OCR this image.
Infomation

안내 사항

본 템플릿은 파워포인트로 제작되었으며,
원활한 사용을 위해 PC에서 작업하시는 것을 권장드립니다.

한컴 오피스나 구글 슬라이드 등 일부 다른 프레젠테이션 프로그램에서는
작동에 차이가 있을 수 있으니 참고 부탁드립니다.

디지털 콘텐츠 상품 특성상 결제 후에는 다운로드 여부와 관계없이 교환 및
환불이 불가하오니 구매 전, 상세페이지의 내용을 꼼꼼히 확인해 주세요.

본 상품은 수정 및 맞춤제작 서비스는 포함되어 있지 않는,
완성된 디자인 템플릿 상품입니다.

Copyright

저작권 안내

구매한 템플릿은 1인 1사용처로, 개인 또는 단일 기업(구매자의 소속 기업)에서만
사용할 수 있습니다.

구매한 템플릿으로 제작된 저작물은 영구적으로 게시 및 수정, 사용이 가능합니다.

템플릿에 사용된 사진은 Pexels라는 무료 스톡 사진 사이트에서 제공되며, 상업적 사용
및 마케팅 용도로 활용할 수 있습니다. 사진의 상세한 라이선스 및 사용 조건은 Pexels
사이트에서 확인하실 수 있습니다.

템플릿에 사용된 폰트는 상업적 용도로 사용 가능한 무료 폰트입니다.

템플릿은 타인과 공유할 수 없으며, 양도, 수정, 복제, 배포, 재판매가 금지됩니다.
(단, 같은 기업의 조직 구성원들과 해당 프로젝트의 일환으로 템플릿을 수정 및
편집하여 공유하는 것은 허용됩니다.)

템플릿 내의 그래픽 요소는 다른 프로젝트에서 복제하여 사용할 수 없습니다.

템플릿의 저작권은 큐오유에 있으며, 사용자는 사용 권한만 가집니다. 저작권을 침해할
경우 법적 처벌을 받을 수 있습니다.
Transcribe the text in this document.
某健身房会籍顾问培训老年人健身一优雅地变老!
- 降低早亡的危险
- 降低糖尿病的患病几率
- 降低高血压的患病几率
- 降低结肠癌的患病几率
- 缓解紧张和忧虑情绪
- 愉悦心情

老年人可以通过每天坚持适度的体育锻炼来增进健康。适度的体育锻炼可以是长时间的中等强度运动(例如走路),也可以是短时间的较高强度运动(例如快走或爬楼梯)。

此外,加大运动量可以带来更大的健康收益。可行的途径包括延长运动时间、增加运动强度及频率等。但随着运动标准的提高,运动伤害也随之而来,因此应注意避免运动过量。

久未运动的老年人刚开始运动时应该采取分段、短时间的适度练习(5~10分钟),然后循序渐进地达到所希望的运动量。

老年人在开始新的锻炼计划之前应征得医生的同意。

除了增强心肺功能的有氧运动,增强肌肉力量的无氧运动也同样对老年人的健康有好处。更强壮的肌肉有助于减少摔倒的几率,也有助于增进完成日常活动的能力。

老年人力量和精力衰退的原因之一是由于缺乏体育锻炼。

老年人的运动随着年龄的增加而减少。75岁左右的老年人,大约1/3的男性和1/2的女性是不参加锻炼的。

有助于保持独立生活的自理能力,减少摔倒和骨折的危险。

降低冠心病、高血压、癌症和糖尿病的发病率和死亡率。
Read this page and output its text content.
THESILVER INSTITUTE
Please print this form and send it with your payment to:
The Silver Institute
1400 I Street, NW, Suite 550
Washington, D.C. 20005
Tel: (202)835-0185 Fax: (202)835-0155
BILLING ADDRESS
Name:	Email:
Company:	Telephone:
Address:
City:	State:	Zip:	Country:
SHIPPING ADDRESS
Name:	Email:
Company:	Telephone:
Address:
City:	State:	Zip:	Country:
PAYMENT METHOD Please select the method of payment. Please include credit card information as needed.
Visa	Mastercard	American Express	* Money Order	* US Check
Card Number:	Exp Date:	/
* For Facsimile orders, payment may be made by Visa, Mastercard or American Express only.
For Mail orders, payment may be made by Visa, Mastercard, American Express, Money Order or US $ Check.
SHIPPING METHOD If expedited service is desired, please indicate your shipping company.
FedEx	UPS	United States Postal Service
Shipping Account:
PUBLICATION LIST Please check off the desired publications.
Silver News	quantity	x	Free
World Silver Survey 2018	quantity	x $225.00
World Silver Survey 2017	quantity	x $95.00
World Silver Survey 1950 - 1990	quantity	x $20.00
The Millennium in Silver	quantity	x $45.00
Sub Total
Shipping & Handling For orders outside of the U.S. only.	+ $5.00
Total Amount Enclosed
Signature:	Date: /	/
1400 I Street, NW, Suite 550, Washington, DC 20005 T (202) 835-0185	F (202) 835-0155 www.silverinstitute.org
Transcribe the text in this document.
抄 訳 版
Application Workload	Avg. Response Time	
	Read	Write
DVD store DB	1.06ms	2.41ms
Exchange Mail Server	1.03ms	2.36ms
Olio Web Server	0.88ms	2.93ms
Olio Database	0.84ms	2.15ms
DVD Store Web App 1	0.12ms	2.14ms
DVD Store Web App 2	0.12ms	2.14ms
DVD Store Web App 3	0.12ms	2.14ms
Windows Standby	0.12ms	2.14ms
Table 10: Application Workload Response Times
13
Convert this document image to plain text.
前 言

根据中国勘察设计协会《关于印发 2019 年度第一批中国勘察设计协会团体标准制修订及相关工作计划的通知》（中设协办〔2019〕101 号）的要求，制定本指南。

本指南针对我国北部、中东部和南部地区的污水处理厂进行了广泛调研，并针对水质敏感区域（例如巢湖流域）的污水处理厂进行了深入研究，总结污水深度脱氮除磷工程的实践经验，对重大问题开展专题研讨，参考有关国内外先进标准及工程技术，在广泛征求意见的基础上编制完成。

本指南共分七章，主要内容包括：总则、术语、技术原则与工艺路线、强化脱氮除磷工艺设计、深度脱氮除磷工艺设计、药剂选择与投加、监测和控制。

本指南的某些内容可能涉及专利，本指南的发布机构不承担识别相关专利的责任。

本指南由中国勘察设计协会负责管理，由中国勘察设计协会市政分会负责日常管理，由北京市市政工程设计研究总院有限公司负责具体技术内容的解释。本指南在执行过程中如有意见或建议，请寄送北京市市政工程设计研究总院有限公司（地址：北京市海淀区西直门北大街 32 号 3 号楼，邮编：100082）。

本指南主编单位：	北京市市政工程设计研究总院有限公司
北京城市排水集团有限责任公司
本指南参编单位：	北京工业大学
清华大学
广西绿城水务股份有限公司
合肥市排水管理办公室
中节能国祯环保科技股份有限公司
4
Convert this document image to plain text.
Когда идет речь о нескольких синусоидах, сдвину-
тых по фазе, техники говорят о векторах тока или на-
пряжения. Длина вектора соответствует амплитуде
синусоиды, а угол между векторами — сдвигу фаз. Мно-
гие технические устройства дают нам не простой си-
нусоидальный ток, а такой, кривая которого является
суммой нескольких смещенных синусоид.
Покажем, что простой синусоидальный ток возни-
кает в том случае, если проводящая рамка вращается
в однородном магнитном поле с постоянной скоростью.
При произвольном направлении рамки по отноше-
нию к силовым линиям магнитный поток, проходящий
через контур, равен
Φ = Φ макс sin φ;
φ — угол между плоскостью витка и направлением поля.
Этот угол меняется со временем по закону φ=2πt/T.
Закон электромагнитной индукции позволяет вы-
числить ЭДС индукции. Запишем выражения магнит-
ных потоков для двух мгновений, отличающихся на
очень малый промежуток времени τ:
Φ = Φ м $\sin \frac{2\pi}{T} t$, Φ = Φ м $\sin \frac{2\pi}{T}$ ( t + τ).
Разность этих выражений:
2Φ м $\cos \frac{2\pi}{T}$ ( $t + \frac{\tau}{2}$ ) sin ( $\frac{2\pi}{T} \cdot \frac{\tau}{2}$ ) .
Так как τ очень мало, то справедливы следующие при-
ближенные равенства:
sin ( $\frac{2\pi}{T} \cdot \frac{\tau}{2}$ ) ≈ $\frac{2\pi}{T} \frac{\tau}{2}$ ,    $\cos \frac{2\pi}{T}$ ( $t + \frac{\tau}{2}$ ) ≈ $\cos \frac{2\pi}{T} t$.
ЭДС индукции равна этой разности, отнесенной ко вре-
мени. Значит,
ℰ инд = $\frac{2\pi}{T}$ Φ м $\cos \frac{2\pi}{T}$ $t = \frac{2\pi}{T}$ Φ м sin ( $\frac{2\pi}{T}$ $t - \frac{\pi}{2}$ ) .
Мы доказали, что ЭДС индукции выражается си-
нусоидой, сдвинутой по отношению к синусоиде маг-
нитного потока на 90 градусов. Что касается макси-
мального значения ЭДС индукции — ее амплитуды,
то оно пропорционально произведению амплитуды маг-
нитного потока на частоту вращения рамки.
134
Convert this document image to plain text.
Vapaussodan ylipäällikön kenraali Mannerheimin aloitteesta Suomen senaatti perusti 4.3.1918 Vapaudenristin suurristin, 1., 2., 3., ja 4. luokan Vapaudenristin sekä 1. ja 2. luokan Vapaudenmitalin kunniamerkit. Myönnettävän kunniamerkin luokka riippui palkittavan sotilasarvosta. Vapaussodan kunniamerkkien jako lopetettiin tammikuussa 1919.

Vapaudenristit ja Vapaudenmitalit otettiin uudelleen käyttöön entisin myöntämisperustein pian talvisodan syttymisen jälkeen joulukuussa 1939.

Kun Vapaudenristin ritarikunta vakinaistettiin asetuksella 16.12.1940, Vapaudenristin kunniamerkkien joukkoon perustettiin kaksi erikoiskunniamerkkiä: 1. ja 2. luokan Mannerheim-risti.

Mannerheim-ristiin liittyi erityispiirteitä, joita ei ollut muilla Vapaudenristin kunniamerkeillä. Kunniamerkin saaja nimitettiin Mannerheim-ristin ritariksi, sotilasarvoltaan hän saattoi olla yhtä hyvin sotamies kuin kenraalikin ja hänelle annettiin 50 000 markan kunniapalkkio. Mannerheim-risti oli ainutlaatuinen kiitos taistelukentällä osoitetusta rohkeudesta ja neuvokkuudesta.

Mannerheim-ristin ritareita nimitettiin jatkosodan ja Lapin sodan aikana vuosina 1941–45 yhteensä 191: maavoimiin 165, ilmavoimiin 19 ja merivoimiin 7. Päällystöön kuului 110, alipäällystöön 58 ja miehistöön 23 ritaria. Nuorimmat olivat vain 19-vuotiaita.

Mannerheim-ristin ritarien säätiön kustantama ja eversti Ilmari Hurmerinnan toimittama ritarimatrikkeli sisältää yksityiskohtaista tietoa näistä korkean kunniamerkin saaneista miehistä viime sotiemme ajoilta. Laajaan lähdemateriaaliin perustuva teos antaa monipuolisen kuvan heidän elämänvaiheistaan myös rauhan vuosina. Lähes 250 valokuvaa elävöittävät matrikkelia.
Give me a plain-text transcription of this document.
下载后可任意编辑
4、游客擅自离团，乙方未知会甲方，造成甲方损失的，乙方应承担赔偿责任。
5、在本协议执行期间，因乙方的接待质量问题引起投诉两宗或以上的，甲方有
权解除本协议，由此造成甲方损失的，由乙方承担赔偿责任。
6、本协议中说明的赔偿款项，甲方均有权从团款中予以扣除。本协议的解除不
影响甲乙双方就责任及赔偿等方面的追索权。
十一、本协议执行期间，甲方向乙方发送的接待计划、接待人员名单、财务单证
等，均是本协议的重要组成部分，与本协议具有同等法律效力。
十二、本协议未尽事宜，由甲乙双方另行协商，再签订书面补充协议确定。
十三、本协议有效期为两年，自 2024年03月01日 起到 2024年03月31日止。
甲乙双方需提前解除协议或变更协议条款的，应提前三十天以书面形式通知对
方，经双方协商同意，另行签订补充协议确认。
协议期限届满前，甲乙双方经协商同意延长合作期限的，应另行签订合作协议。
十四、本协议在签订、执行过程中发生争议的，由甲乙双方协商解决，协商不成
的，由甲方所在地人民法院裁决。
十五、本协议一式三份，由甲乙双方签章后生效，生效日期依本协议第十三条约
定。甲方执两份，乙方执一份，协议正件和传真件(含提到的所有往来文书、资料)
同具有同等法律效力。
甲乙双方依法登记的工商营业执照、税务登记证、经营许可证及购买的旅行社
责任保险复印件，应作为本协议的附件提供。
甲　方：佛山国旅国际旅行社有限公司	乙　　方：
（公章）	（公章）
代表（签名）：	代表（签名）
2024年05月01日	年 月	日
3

※ ※ ※

=== Given problem ===
Among the entries, how many lines include the word "амплитуды"? Answer with a single number and nothing further.

=== Written reply ===
2